Direction
Rewrite the lines as a JSON list of strings, one string per line with blank lines left out, starting at the beginning of the records and going on through the line that contains "article-info-rule bbox=[70, 471, 292, 472]".

Listed records

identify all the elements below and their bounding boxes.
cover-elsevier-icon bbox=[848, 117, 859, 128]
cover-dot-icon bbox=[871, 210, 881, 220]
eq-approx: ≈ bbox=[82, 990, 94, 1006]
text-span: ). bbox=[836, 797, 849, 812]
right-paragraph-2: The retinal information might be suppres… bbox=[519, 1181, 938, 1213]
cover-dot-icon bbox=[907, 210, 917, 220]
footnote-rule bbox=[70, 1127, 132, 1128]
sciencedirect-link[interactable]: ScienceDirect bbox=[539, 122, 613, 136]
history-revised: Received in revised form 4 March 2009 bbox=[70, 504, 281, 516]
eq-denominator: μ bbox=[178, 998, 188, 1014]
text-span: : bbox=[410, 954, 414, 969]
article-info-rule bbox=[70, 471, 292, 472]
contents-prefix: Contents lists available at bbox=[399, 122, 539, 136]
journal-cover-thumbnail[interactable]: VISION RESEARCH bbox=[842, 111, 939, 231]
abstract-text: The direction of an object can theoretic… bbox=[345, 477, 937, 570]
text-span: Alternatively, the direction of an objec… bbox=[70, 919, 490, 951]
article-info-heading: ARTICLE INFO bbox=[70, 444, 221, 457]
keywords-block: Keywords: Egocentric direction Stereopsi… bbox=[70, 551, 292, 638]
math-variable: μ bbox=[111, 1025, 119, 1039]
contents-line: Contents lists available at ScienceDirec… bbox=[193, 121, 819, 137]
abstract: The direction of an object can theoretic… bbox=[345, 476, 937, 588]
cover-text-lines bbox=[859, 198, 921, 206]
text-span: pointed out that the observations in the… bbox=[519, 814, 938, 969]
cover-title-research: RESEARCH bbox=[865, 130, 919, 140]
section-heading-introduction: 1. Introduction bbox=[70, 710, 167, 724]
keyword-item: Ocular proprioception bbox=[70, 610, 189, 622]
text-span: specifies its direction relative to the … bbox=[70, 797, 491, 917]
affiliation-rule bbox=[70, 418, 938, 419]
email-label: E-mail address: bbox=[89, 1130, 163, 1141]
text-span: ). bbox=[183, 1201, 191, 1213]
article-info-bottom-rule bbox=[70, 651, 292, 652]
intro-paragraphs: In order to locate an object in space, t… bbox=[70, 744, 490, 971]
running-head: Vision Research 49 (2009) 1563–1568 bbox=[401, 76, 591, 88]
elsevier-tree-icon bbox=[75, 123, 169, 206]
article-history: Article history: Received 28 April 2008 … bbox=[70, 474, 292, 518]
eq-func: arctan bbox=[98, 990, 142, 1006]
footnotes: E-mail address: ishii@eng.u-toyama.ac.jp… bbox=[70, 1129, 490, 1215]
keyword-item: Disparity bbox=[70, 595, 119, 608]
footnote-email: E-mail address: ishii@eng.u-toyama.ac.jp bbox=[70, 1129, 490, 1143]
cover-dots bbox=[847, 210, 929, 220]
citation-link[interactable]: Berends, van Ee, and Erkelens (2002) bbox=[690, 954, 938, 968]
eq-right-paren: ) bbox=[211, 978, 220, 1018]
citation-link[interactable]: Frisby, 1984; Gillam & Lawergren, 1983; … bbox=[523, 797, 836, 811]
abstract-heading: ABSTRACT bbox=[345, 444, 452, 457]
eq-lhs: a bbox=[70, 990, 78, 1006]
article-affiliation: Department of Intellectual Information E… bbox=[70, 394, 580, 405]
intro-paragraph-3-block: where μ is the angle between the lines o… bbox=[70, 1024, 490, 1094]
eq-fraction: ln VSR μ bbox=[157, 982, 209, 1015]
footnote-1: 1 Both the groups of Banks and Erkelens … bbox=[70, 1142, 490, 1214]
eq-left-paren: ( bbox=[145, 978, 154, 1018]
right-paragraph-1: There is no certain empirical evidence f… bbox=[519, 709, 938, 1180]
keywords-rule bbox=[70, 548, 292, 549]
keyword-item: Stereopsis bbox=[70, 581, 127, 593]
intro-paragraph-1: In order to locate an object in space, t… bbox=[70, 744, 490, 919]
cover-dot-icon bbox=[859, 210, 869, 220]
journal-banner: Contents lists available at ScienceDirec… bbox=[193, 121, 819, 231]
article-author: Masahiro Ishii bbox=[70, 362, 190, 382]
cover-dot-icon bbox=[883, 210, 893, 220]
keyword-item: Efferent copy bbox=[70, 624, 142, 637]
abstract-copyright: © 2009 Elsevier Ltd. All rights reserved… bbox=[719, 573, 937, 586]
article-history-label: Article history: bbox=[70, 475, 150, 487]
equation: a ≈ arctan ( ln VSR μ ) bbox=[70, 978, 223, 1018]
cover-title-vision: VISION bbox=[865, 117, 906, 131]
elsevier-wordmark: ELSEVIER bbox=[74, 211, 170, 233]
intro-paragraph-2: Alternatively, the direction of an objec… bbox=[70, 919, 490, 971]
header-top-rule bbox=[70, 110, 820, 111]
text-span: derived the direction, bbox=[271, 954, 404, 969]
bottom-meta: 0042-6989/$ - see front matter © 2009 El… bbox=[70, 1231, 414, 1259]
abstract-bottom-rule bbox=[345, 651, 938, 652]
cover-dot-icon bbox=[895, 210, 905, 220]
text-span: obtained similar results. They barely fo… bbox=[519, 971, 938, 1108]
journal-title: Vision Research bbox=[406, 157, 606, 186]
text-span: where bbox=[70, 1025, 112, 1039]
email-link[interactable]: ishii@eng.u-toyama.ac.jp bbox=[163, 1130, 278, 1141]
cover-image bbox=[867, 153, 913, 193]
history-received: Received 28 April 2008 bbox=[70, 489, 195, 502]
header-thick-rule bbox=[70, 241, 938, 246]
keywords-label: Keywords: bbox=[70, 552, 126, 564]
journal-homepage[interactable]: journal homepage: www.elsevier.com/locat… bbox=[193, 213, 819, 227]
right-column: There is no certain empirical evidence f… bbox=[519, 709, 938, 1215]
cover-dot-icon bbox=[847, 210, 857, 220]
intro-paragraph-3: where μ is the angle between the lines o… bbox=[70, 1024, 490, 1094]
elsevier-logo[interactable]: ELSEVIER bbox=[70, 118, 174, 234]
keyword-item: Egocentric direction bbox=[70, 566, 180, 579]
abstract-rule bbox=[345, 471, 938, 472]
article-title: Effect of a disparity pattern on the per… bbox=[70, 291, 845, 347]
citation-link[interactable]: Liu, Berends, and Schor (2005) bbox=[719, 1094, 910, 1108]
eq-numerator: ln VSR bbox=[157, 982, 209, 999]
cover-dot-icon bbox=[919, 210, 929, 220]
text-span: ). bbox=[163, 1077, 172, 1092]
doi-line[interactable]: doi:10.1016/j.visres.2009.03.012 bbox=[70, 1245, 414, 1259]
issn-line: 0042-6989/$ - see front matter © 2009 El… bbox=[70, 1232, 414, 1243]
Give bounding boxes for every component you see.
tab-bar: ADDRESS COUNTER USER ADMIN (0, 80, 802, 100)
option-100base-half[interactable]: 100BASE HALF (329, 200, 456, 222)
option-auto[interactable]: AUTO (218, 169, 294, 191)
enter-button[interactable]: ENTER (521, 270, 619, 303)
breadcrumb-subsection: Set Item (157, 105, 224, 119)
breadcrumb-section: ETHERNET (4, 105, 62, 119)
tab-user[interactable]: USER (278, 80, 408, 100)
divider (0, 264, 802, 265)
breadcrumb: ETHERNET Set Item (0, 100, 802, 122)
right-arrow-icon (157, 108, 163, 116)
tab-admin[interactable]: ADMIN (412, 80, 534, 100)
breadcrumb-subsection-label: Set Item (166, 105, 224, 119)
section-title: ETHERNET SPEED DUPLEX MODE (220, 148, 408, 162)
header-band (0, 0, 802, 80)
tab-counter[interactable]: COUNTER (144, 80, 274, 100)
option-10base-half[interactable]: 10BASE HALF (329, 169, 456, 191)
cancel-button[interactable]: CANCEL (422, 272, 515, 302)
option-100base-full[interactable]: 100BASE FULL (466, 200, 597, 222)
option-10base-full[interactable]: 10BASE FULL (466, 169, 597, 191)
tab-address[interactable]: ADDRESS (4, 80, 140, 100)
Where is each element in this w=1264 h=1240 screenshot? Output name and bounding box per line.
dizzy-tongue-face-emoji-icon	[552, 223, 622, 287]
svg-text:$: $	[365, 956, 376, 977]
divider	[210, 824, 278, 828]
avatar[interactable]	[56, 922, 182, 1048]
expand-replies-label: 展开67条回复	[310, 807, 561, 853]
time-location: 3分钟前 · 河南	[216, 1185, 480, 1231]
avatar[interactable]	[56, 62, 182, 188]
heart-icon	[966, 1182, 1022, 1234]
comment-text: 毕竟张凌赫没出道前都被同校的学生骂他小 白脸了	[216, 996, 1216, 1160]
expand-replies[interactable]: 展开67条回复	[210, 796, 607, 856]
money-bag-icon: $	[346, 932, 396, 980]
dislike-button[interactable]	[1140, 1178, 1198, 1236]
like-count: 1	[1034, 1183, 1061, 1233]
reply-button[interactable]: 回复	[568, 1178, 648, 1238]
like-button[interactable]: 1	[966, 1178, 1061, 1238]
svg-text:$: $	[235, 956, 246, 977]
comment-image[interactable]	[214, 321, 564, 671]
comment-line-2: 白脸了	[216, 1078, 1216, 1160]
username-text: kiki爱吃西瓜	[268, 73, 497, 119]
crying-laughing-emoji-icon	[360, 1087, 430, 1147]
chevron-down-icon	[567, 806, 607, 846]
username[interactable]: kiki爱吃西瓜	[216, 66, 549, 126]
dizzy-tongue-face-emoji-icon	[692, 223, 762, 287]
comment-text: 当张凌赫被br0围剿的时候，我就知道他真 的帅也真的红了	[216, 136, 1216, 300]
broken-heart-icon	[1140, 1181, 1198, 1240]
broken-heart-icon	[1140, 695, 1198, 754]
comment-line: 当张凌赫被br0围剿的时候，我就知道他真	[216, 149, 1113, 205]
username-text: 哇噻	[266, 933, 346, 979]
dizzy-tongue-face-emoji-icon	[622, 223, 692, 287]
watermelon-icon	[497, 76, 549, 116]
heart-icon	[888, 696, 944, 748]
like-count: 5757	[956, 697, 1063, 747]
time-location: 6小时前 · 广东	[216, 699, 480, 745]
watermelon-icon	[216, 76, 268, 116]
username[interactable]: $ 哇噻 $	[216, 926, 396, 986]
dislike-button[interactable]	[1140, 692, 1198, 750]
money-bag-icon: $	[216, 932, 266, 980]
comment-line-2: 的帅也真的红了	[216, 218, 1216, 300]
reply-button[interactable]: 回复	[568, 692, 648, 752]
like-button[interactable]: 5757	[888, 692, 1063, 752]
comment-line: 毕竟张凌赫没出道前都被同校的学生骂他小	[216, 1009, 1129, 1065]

Result for this exercise
[
  "identify all the elements below and their bounding boxes.",
  "cover-elsevier-icon bbox=[848, 117, 859, 128]",
  "cover-dot-icon bbox=[871, 210, 881, 220]",
  "eq-approx: ≈ bbox=[82, 990, 94, 1006]",
  "text-span: ). bbox=[836, 797, 849, 812]",
  "right-paragraph-2: The retinal information might be suppres… bbox=[519, 1181, 938, 1213]",
  "cover-dot-icon bbox=[907, 210, 917, 220]",
  "footnote-rule bbox=[70, 1127, 132, 1128]",
  "sciencedirect-link[interactable]: ScienceDirect bbox=[539, 122, 613, 136]",
  "history-revised: Received in revised form 4 March 2009 bbox=[70, 504, 281, 516]",
  "eq-denominator: μ bbox=[178, 998, 188, 1014]",
  "text-span: : bbox=[410, 954, 414, 969]",
  "article-info-rule bbox=[70, 471, 292, 472]"
]